═══ Material for this task ═══

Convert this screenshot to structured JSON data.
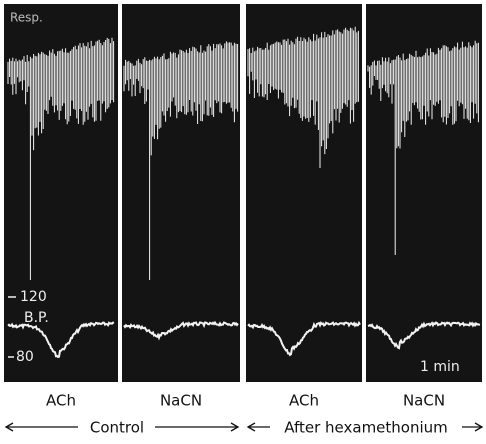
{
  "figure": {
    "resp_label": "Resp.",
    "bp_label": "B.P.",
    "bp_high": "120",
    "bp_low": "80",
    "time_scale": "1 min",
    "panels": [
      {
        "label": "ACh"
      },
      {
        "label": "NaCN"
      },
      {
        "label": "ACh"
      },
      {
        "label": "NaCN"
      }
    ],
    "groups": [
      {
        "label": "Control"
      },
      {
        "label": "After hexamethonium"
      }
    ]
  }
}
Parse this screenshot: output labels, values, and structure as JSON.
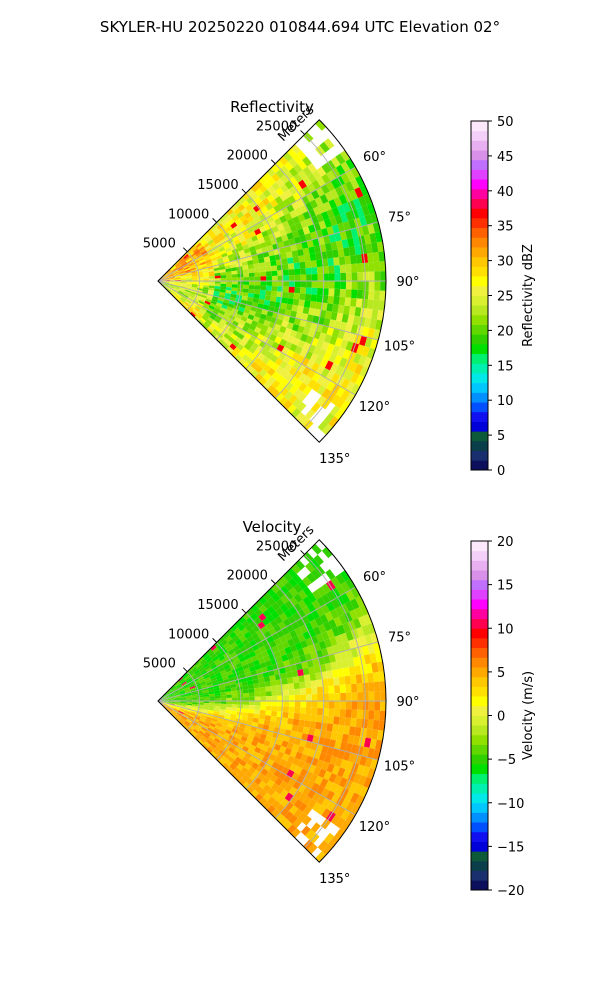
{
  "figure": {
    "suptitle": "SKYLER-HU  20250220  010844.694 UTC Elevation 02°"
  },
  "chart_data": [
    {
      "type": "heatmap",
      "projection": "polar-sector",
      "title": "Reflectivity",
      "radial_axis_label": "Meters",
      "radial_ticks": [
        5000,
        10000,
        15000,
        20000,
        25000
      ],
      "radial_tick_labels": [
        "5000",
        "10000",
        "15000",
        "20000",
        "25000"
      ],
      "rlim": [
        0,
        27500
      ],
      "theta_range_deg": [
        45,
        135
      ],
      "theta_ticks_deg": [
        60,
        75,
        90,
        105,
        120,
        135
      ],
      "theta_tick_labels": [
        "60°",
        "75°",
        "90°",
        "105°",
        "120°",
        "135°"
      ],
      "grid": true,
      "colorbar": {
        "label": "Reflectivity dBZ",
        "range": [
          0,
          50
        ],
        "ticks": [
          0,
          5,
          10,
          15,
          20,
          25,
          30,
          35,
          40,
          45,
          50
        ],
        "tick_labels": [
          "0",
          "5",
          "10",
          "15",
          "20",
          "25",
          "30",
          "35",
          "40",
          "45",
          "50"
        ],
        "colors": [
          "#0b0f5c",
          "#1a2f6e",
          "#0a3e4a",
          "#0c5a3a",
          "#0000d8",
          "#1010f0",
          "#0050ff",
          "#0090ff",
          "#00c8ff",
          "#00e8e8",
          "#00f0b0",
          "#00f070",
          "#00e000",
          "#30d000",
          "#60d800",
          "#90e000",
          "#b8e820",
          "#d8f030",
          "#f0f040",
          "#ffff00",
          "#ffe000",
          "#ffc800",
          "#ffa800",
          "#ff8800",
          "#ff6000",
          "#ff3000",
          "#ff0000",
          "#ff0050",
          "#ff00a0",
          "#ff00ff",
          "#e040ff",
          "#c070ff",
          "#d890e8",
          "#e8b0f0",
          "#f4d0f8",
          "#fbe8fb"
        ]
      },
      "field_summary": "Mostly 20–30 dBZ; isolated cores near 35–40 dBZ",
      "field_levels": [
        22,
        24,
        26,
        28
      ]
    },
    {
      "type": "heatmap",
      "projection": "polar-sector",
      "title": "Velocity",
      "radial_axis_label": "Meters",
      "radial_ticks": [
        5000,
        10000,
        15000,
        20000,
        25000
      ],
      "radial_tick_labels": [
        "5000",
        "10000",
        "15000",
        "20000",
        "25000"
      ],
      "rlim": [
        0,
        27500
      ],
      "theta_range_deg": [
        45,
        135
      ],
      "theta_ticks_deg": [
        60,
        75,
        90,
        105,
        120,
        135
      ],
      "theta_tick_labels": [
        "60°",
        "75°",
        "90°",
        "105°",
        "120°",
        "135°"
      ],
      "grid": true,
      "colorbar": {
        "label": "Velocity (m/s)",
        "range": [
          -20,
          20
        ],
        "ticks": [
          -20,
          -15,
          -10,
          -5,
          0,
          5,
          10,
          15,
          20
        ],
        "tick_labels": [
          "−20",
          "−15",
          "−10",
          "−5",
          "0",
          "5",
          "10",
          "15",
          "20"
        ],
        "colors": [
          "#0b0f5c",
          "#1a2f6e",
          "#0a3e4a",
          "#0c5a3a",
          "#0000d8",
          "#1010f0",
          "#0050ff",
          "#0090ff",
          "#00c8ff",
          "#00e8e8",
          "#00f0b0",
          "#00f070",
          "#00e000",
          "#30d000",
          "#60d800",
          "#90e000",
          "#b8e820",
          "#d8f030",
          "#f0f040",
          "#ffff00",
          "#ffe000",
          "#ffc800",
          "#ffa800",
          "#ff8800",
          "#ff6000",
          "#ff3000",
          "#ff0000",
          "#ff0050",
          "#ff00a0",
          "#ff00ff",
          "#e040ff",
          "#c070ff",
          "#d890e8",
          "#e8b0f0",
          "#f4d0f8",
          "#fbe8fb"
        ]
      },
      "field_summary": "Near-radar and northern sector about −3 to −5 m/s; southern and far-range sector about +2 to +6 m/s",
      "field_levels": [
        -4,
        -2,
        2,
        5
      ]
    }
  ]
}
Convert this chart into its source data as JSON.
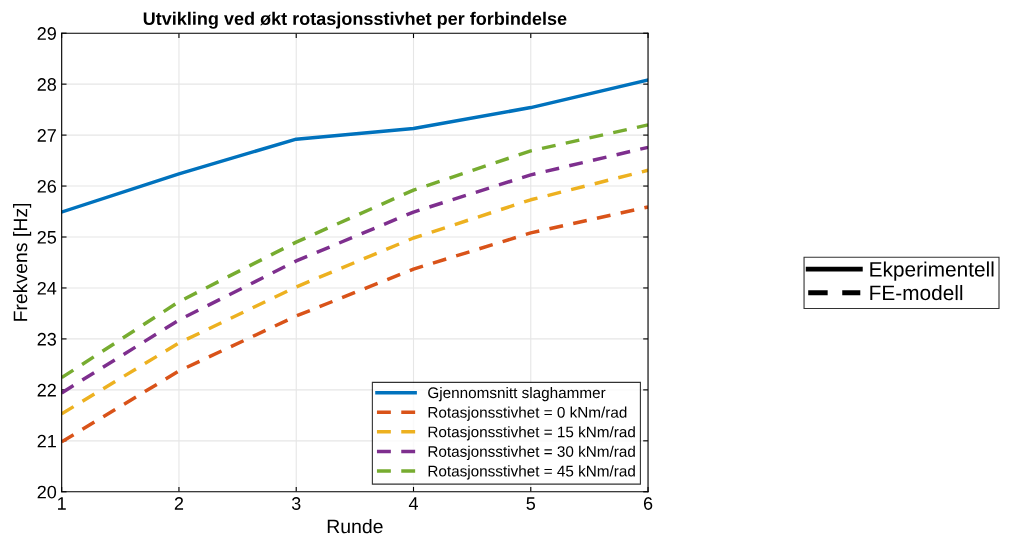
{
  "chart_data": {
    "type": "line",
    "title": "Utvikling ved økt rotasjonsstivhet per forbindelse",
    "xlabel": "Runde",
    "ylabel": "Frekvens [Hz]",
    "x": [
      1,
      2,
      3,
      4,
      5,
      6
    ],
    "series": [
      {
        "name": "Gjennomsnitt slaghammer",
        "color": "#0072bd",
        "line_style": "solid",
        "values": [
          25.49,
          26.24,
          26.92,
          27.13,
          27.54,
          28.08
        ]
      },
      {
        "name": "Rotasjonsstivhet = 0 kNm/rad",
        "color": "#d95319",
        "line_style": "dashed",
        "values": [
          20.98,
          22.37,
          23.45,
          24.37,
          25.08,
          25.59
        ]
      },
      {
        "name": "Rotasjonsstivhet = 15 kNm/rad",
        "color": "#edb120",
        "line_style": "dashed",
        "values": [
          21.53,
          22.92,
          24.02,
          24.98,
          25.73,
          26.31
        ]
      },
      {
        "name": "Rotasjonsstivhet = 30 kNm/rad",
        "color": "#7e2f8e",
        "line_style": "dashed",
        "values": [
          21.94,
          23.37,
          24.53,
          25.49,
          26.22,
          26.76
        ]
      },
      {
        "name": "Rotasjonsstivhet = 45 kNm/rad",
        "color": "#77ac30",
        "line_style": "dashed",
        "values": [
          22.24,
          23.73,
          24.9,
          25.92,
          26.69,
          27.2
        ]
      },
      {
        "name": "Ekperimentell",
        "color": "#000000",
        "line_style": "solid",
        "values": [
          null,
          null,
          null,
          null,
          null,
          null
        ]
      },
      {
        "name": "FE-modell",
        "color": "#000000",
        "line_style": "dashed",
        "values": [
          null,
          null,
          null,
          null,
          null,
          null
        ]
      }
    ],
    "xlim": [
      1,
      6
    ],
    "xticks": [
      1,
      2,
      3,
      4,
      5,
      6
    ],
    "ylim": [
      20,
      29
    ],
    "yticks": [
      20,
      21,
      22,
      23,
      24,
      25,
      26,
      27,
      28,
      29
    ],
    "grid": true,
    "legend": "bottom right"
  }
}
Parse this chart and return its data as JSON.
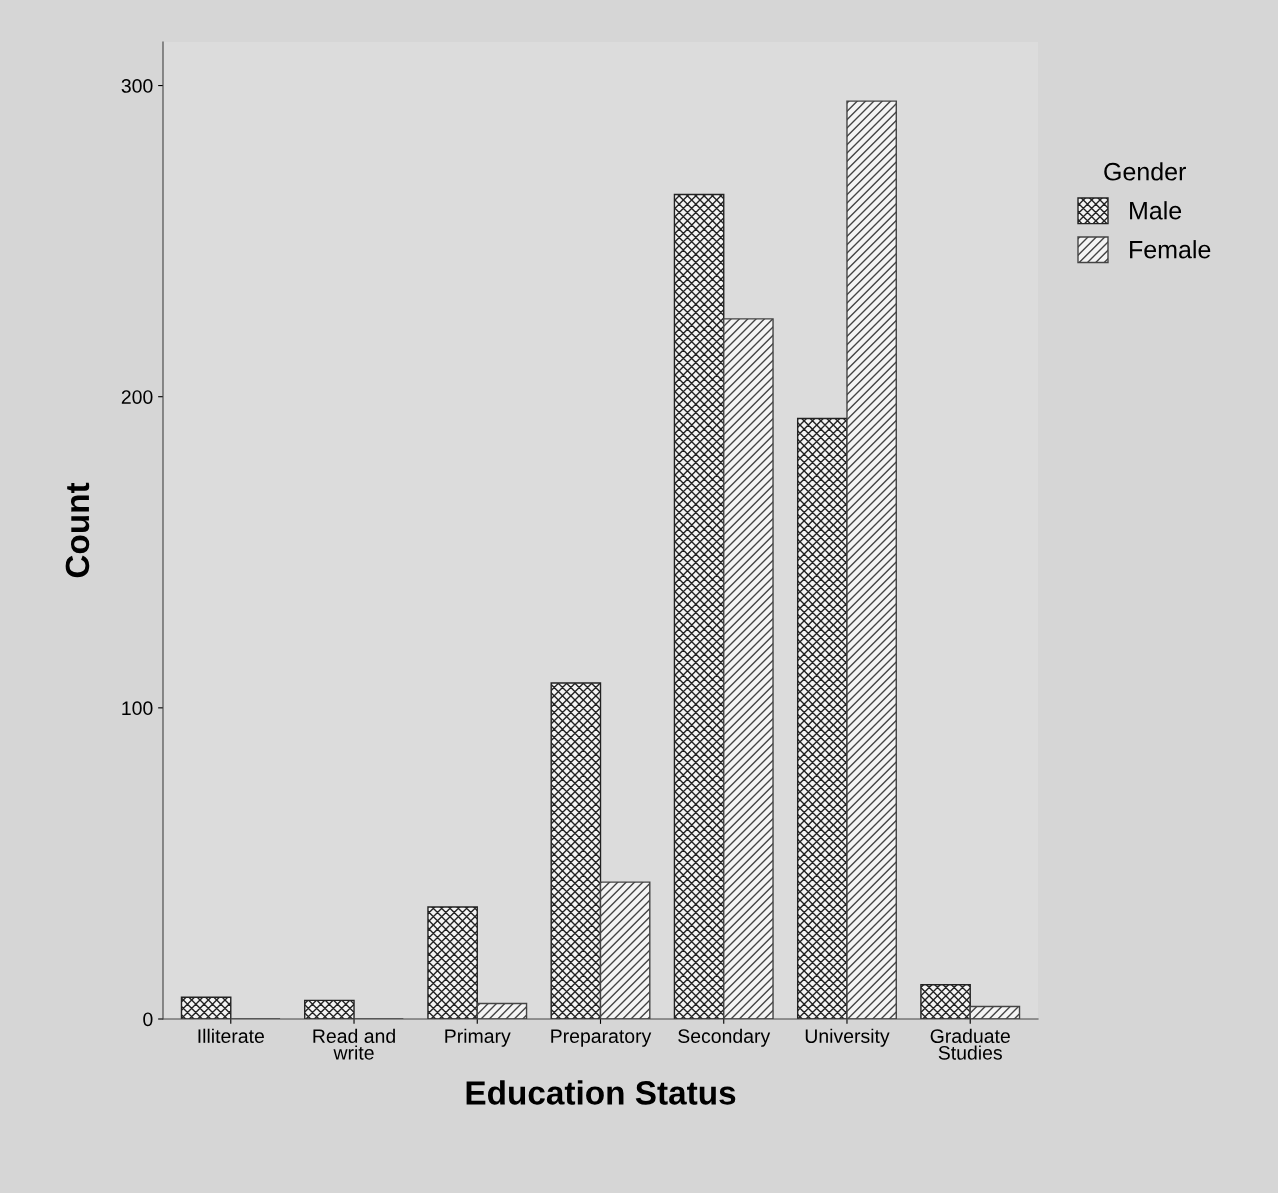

═══

> **Exercise requirements**
Restate each entry word for word, please, but drop any images it holds.

> **Task output**
Convert this screenshot to structured JSON data.
{
  "figure": {
    "resp_label": "Resp.",
    "bp_label": "B.P.",
    "bp_high": "120",
    "bp_low": "80",
    "time_scale": "1 min",
    "panels": [
      {
        "label": "ACh"
      },
      {
        "label": "NaCN"
      },
      {
        "label": "ACh"
      },
      {
        "label": "NaCN"
      }
    ],
    "groups": [
      {
        "label": "Control"
      },
      {
        "label": "After hexamethonium"
      }
    ]
  }
}
Parse this screenshot: output labels, values, and structure as JSON.
{
  "figure": {
    "suptitle": "SKYLER-HU  20250220  010844.694 UTC Elevation 02°"
  },
  "chart_data": [
    {
      "type": "heatmap",
      "projection": "polar-sector",
      "title": "Reflectivity",
      "radial_axis_label": "Meters",
      "radial_ticks": [
        5000,
        10000,
        15000,
        20000,
        25000
      ],
      "radial_tick_labels": [
        "5000",
        "10000",
        "15000",
        "20000",
        "25000"
      ],
      "rlim": [
        0,
        27500
      ],
      "theta_range_deg": [
        45,
        135
      ],
      "theta_ticks_deg": [
        60,
        75,
        90,
        105,
        120,
        135
      ],
      "theta_tick_labels": [
        "60°",
        "75°",
        "90°",
        "105°",
        "120°",
        "135°"
      ],
      "grid": true,
      "colorbar": {
        "label": "Reflectivity dBZ",
        "range": [
          0,
          50
        ],
        "ticks": [
          0,
          5,
          10,
          15,
          20,
          25,
          30,
          35,
          40,
          45,
          50
        ],
        "tick_labels": [
          "0",
          "5",
          "10",
          "15",
          "20",
          "25",
          "30",
          "35",
          "40",
          "45",
          "50"
        ],
        "colors": [
          "#0b0f5c",
          "#1a2f6e",
          "#0a3e4a",
          "#0c5a3a",
          "#0000d8",
          "#1010f0",
          "#0050ff",
          "#0090ff",
          "#00c8ff",
          "#00e8e8",
          "#00f0b0",
          "#00f070",
          "#00e000",
          "#30d000",
          "#60d800",
          "#90e000",
          "#b8e820",
          "#d8f030",
          "#f0f040",
          "#ffff00",
          "#ffe000",
          "#ffc800",
          "#ffa800",
          "#ff8800",
          "#ff6000",
          "#ff3000",
          "#ff0000",
          "#ff0050",
          "#ff00a0",
          "#ff00ff",
          "#e040ff",
          "#c070ff",
          "#d890e8",
          "#e8b0f0",
          "#f4d0f8",
          "#fbe8fb"
        ]
      },
      "field_summary": "Mostly 20–30 dBZ; isolated cores near 35–40 dBZ",
      "field_levels": [
        22,
        24,
        26,
        28
      ]
    },
    {
      "type": "heatmap",
      "projection": "polar-sector",
      "title": "Velocity",
      "radial_axis_label": "Meters",
      "radial_ticks": [
        5000,
        10000,
        15000,
        20000,
        25000
      ],
      "radial_tick_labels": [
        "5000",
        "10000",
        "15000",
        "20000",
        "25000"
      ],
      "rlim": [
        0,
        27500
      ],
      "theta_range_deg": [
        45,
        135
      ],
      "theta_ticks_deg": [
        60,
        75,
        90,
        105,
        120,
        135
      ],
      "theta_tick_labels": [
        "60°",
        "75°",
        "90°",
        "105°",
        "120°",
        "135°"
      ],
      "grid": true,
      "colorbar": {
        "label": "Velocity (m/s)",
        "range": [
          -20,
          20
        ],
        "ticks": [
          -20,
          -15,
          -10,
          -5,
          0,
          5,
          10,
          15,
          20
        ],
        "tick_labels": [
          "−20",
          "−15",
          "−10",
          "−5",
          "0",
          "5",
          "10",
          "15",
          "20"
        ],
        "colors": [
          "#0b0f5c",
          "#1a2f6e",
          "#0a3e4a",
          "#0c5a3a",
          "#0000d8",
          "#1010f0",
          "#0050ff",
          "#0090ff",
          "#00c8ff",
          "#00e8e8",
          "#00f0b0",
          "#00f070",
          "#00e000",
          "#30d000",
          "#60d800",
          "#90e000",
          "#b8e820",
          "#d8f030",
          "#f0f040",
          "#ffff00",
          "#ffe000",
          "#ffc800",
          "#ffa800",
          "#ff8800",
          "#ff6000",
          "#ff3000",
          "#ff0000",
          "#ff0050",
          "#ff00a0",
          "#ff00ff",
          "#e040ff",
          "#c070ff",
          "#d890e8",
          "#e8b0f0",
          "#f4d0f8",
          "#fbe8fb"
        ]
      },
      "field_summary": "Near-radar and northern sector about −3 to −5 m/s; southern and far-range sector about +2 to +6 m/s",
      "field_levels": [
        -4,
        -2,
        2,
        5
      ]
    }
  ]
}
Convert this chart into its source data as JSON.
{
  "chart_data": {
    "type": "line",
    "title": "Utvikling ved økt rotasjonsstivhet per forbindelse",
    "xlabel": "Runde",
    "ylabel": "Frekvens [Hz]",
    "x": [
      1,
      2,
      3,
      4,
      5,
      6
    ],
    "series": [
      {
        "name": "Gjennomsnitt slaghammer",
        "color": "#0072bd",
        "line_style": "solid",
        "values": [
          25.49,
          26.24,
          26.92,
          27.13,
          27.54,
          28.08
        ]
      },
      {
        "name": "Rotasjonsstivhet = 0 kNm/rad",
        "color": "#d95319",
        "line_style": "dashed",
        "values": [
          20.98,
          22.37,
          23.45,
          24.37,
          25.08,
          25.59
        ]
      },
      {
        "name": "Rotasjonsstivhet = 15 kNm/rad",
        "color": "#edb120",
        "line_style": "dashed",
        "values": [
          21.53,
          22.92,
          24.02,
          24.98,
          25.73,
          26.31
        ]
      },
      {
        "name": "Rotasjonsstivhet = 30 kNm/rad",
        "color": "#7e2f8e",
        "line_style": "dashed",
        "values": [
          21.94,
          23.37,
          24.53,
          25.49,
          26.22,
          26.76
        ]
      },
      {
        "name": "Rotasjonsstivhet = 45 kNm/rad",
        "color": "#77ac30",
        "line_style": "dashed",
        "values": [
          22.24,
          23.73,
          24.9,
          25.92,
          26.69,
          27.2
        ]
      },
      {
        "name": "Ekperimentell",
        "color": "#000000",
        "line_style": "solid",
        "values": [
          null,
          null,
          null,
          null,
          null,
          null
        ]
      },
      {
        "name": "FE-modell",
        "color": "#000000",
        "line_style": "dashed",
        "values": [
          null,
          null,
          null,
          null,
          null,
          null
        ]
      }
    ],
    "xlim": [
      1,
      6
    ],
    "xticks": [
      1,
      2,
      3,
      4,
      5,
      6
    ],
    "ylim": [
      20,
      29
    ],
    "yticks": [
      20,
      21,
      22,
      23,
      24,
      25,
      26,
      27,
      28,
      29
    ],
    "grid": true,
    "legend": "bottom right"
  }
}
Parse this chart and return its data as JSON.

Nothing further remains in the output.